* [SHORT EXERCISE]:
Search the material below for the string "Руті" and extract each line that has it.

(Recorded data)
(begin)

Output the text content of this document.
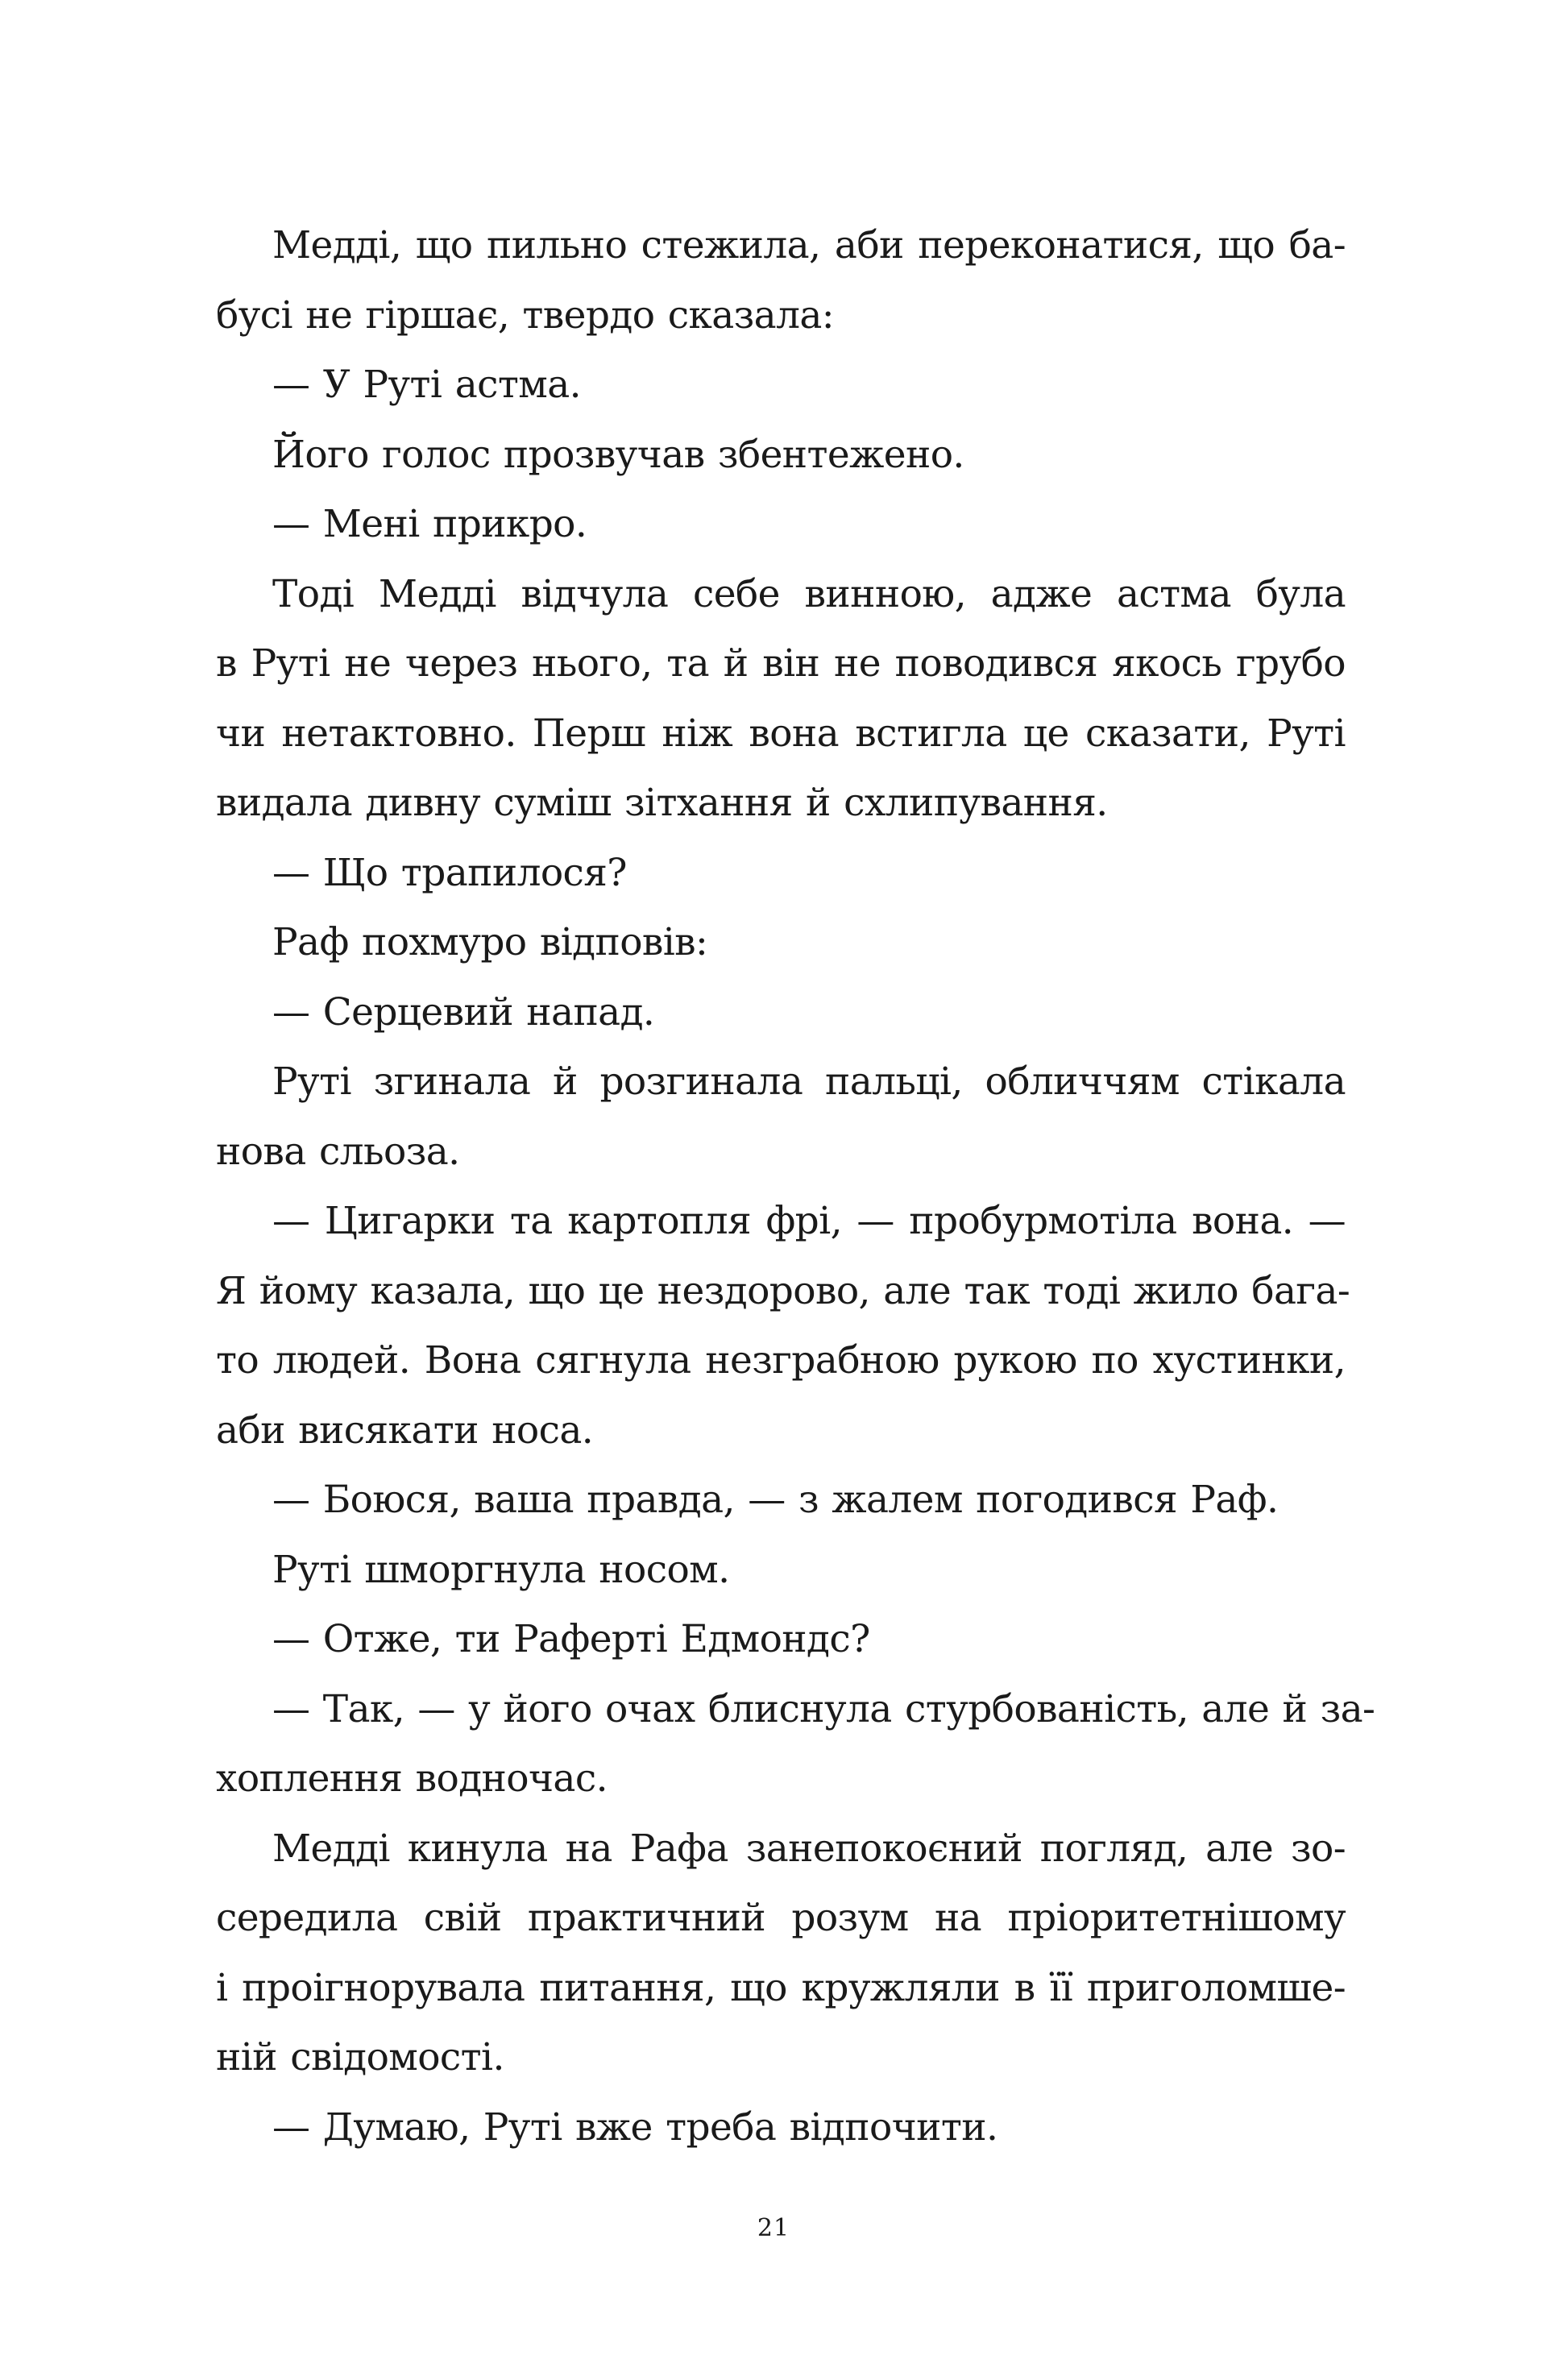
Медді, що пильно стежила, аби переконатися, що ба-
бусі не гіршає, твердо сказала:
— У Руті астма.
Його голос прозвучав збентежено.
— Мені прикро.
Тоді Медді відчула себе винною, адже астма була
в Руті не через нього, та й він не поводився якось грубо
чи нетактовно. Перш ніж вона встигла це сказати, Руті
видала дивну суміш зітхання й схлипування.
— Що трапилося?
Раф похмуро відповів:
— Серцевий напад.
Руті згинала й розгинала пальці, обличчям стікала
нова сльоза.
— Цигарки та картопля фрі, — пробурмотіла вона. —
Я йому казала, що це нездорово, але так тоді жило бага-
то людей. Вона сягнула незграбною рукою по хустинки,
аби висякати носа.
— Боюся, ваша правда, — з жалем погодився Раф.
Руті шморгнула носом.
— Отже, ти Раферті Едмондс?
— Так, — у його очах блиснула стурбованість, але й за-
хоплення водночас.
Медді кинула на Рафа занепокоєний погляд, але зо-
середила свій практичний розум на пріоритетнішому
і проігнорувала питання, що кружляли в її приголомше-
ній свідомості.
— Думаю, Руті вже треба відпочити.
21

(end)

* [OUTPUT OF THE TASK]:
— У Руті астма.
в Руті не через нього, та й він не поводився якось грубо
чи нетактовно. Перш ніж вона встигла це сказати, Руті
Руті згинала й розгинала пальці, обличчям стікала
Руті шморгнула носом.
— Думаю, Руті вже треба відпочити.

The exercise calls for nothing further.